--- BEGIN ---
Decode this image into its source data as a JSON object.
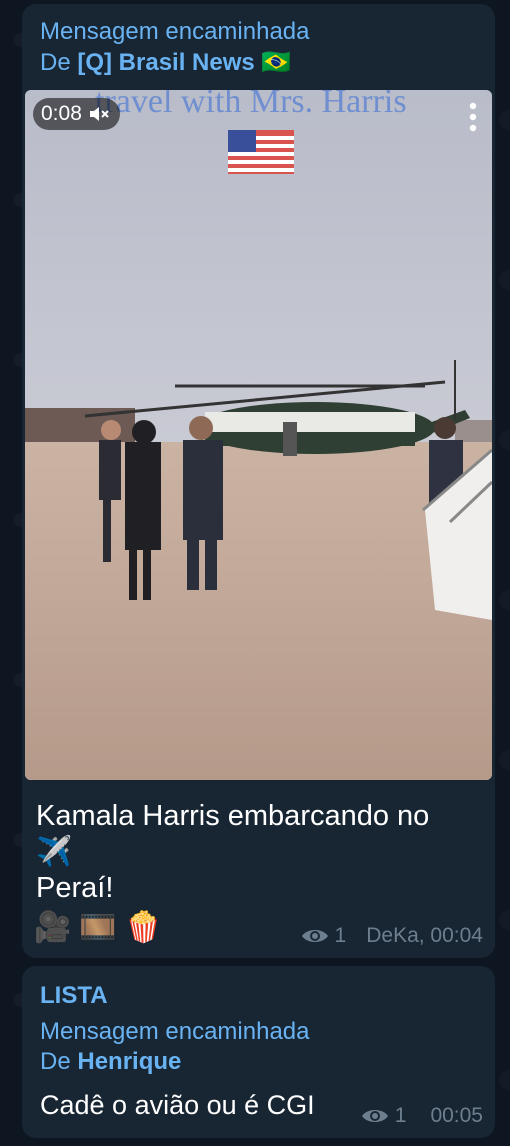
{
  "messages": [
    {
      "forward_label": "Mensagem encaminhada",
      "forward_from_prefix": "De",
      "forward_from_name": "[Q] Brasil News",
      "forward_flag": "🇧🇷",
      "video": {
        "duration": "0:08",
        "muted_icon": "speaker-muted-icon",
        "overlay_text": "travel with Mrs. Harris"
      },
      "caption_line1": "Kamala Harris embarcando no",
      "caption_emoji1": "✈️",
      "caption_line2": "Peraí!",
      "caption_emojis": [
        "🎥",
        "🎞️",
        "🍿"
      ],
      "views": "1",
      "signature_time": "DeKa, 00:04"
    },
    {
      "title": "LISTA",
      "forward_label": "Mensagem encaminhada",
      "forward_from_prefix": "De",
      "forward_from_name": "Henrique",
      "text": "Cadê o avião ou é CGI",
      "views": "1",
      "time": "00:05"
    }
  ],
  "colors": {
    "background": "#0e1621",
    "bubble": "#182533",
    "accent": "#6ab3f3",
    "meta": "#6d7f8f"
  }
}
--- END ---
### Instruction
Transcribe all of the entries word for word, but skip any pictures they contain.

### Expected output
Decode this image into its source data as a JSON object.
{
  "messages": [
    {
      "forward_label": "Mensagem encaminhada",
      "forward_from_prefix": "De",
      "forward_from_name": "[Q] Brasil News",
      "forward_flag": "🇧🇷",
      "video": {
        "duration": "0:08",
        "muted_icon": "speaker-muted-icon",
        "overlay_text": "travel with Mrs. Harris"
      },
      "caption_line1": "Kamala Harris embarcando no",
      "caption_emoji1": "✈️",
      "caption_line2": "Peraí!",
      "caption_emojis": [
        "🎥",
        "🎞️",
        "🍿"
      ],
      "views": "1",
      "signature_time": "DeKa, 00:04"
    },
    {
      "title": "LISTA",
      "forward_label": "Mensagem encaminhada",
      "forward_from_prefix": "De",
      "forward_from_name": "Henrique",
      "text": "Cadê o avião ou é CGI",
      "views": "1",
      "time": "00:05"
    }
  ],
  "colors": {
    "background": "#0e1621",
    "bubble": "#182533",
    "accent": "#6ab3f3",
    "meta": "#6d7f8f"
  }
}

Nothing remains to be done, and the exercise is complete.